Requirement: Return the lines below that carry the word "screenshot".

Data provided:
==============================
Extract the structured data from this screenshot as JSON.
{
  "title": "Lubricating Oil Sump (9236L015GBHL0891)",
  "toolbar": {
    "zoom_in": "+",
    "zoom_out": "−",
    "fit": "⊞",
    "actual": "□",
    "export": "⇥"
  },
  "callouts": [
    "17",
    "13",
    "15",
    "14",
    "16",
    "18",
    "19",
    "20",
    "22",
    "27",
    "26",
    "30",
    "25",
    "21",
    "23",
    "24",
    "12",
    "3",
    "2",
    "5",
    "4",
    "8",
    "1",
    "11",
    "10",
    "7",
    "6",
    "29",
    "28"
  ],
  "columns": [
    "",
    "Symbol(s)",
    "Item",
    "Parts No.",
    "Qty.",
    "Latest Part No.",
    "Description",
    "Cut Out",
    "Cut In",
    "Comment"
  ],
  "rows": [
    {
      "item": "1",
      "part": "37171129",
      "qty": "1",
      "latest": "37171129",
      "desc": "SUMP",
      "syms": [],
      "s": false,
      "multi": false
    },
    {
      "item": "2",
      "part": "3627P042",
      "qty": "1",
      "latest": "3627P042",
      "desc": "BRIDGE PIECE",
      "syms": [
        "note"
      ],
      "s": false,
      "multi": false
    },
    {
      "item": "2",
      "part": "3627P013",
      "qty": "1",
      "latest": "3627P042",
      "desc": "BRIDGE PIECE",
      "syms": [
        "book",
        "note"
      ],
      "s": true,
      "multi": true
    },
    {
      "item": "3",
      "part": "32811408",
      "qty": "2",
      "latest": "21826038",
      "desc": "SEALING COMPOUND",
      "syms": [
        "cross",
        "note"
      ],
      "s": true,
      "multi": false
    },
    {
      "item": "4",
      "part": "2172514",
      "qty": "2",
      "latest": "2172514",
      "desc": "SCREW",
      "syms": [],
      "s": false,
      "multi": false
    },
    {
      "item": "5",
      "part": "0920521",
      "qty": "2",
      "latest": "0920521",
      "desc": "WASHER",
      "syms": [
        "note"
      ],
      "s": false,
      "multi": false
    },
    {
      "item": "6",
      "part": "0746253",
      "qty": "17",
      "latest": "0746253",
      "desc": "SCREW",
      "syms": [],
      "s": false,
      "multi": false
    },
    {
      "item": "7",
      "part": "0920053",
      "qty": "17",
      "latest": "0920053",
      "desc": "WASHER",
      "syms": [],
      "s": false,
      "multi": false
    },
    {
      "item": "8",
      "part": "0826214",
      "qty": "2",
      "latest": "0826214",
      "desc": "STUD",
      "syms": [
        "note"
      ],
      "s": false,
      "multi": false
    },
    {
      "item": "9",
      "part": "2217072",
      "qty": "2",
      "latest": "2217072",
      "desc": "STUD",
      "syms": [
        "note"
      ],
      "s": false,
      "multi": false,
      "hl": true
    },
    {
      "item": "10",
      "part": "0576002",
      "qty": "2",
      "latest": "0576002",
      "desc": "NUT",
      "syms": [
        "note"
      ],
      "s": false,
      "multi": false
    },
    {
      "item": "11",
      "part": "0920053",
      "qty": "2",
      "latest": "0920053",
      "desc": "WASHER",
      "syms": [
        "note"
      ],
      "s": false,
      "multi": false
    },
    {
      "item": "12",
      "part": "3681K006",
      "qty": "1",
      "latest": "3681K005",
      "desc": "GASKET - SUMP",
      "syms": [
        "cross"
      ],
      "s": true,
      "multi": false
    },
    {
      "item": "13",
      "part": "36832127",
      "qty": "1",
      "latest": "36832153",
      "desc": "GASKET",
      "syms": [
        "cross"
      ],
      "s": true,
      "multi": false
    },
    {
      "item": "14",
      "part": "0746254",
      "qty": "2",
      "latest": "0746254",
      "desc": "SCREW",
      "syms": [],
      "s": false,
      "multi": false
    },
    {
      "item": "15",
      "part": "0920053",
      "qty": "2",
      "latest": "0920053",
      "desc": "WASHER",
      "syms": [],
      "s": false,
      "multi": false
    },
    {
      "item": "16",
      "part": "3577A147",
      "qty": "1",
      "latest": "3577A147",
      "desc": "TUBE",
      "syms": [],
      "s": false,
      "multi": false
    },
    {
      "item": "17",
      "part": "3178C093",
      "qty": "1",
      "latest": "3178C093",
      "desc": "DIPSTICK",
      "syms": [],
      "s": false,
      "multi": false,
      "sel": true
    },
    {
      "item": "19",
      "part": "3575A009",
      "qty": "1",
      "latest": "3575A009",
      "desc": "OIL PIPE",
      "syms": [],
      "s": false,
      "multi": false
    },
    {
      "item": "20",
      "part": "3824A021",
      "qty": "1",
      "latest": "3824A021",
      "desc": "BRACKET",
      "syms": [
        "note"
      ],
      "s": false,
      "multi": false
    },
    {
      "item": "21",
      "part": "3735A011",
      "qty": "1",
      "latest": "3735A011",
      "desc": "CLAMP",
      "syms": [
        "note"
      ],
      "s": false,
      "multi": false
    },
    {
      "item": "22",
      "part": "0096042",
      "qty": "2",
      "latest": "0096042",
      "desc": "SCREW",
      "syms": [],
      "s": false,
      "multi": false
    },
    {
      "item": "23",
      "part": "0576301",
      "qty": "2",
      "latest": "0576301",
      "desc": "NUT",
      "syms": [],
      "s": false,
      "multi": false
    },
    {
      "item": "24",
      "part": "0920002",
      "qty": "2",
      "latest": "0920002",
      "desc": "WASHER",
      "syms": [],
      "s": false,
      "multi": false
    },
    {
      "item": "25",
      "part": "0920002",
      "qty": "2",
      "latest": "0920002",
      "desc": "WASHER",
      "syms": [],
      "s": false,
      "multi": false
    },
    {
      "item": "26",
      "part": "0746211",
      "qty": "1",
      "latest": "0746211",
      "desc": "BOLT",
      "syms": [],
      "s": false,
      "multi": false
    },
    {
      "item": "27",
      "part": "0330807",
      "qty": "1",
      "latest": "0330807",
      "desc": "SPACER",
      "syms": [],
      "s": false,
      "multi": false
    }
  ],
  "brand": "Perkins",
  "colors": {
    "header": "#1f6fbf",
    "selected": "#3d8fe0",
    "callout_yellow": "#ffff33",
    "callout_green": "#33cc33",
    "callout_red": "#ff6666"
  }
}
==============================
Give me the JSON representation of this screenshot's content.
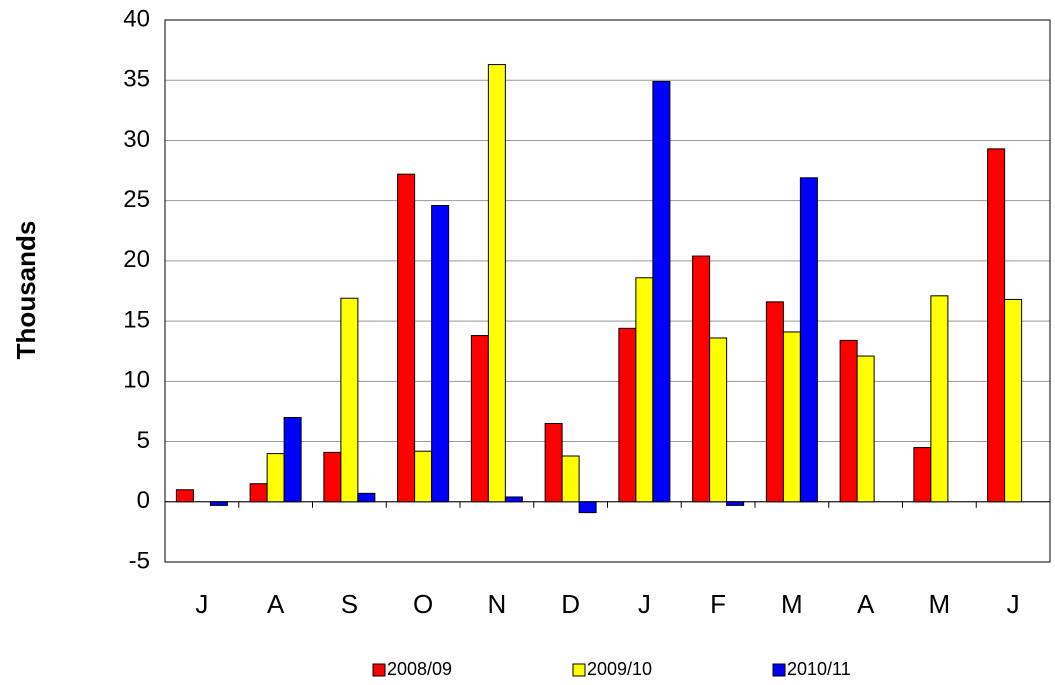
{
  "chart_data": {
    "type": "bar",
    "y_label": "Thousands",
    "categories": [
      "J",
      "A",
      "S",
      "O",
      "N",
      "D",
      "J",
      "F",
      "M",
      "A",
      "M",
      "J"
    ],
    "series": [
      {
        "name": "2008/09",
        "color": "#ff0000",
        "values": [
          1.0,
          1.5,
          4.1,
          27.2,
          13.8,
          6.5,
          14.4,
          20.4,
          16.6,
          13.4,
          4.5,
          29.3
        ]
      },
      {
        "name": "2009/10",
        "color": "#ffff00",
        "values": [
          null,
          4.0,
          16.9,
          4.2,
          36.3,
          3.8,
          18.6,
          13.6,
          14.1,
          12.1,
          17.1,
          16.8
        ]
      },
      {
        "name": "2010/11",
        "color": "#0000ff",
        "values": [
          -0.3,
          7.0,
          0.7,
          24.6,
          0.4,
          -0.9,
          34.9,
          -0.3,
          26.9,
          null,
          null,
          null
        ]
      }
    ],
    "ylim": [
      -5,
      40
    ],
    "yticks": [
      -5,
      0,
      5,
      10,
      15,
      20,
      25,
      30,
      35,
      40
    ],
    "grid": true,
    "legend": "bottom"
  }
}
==============================
Exercise output:
Extract the structured data from this screenshot as JSON.
Give me the JSON representation of this screenshot's content.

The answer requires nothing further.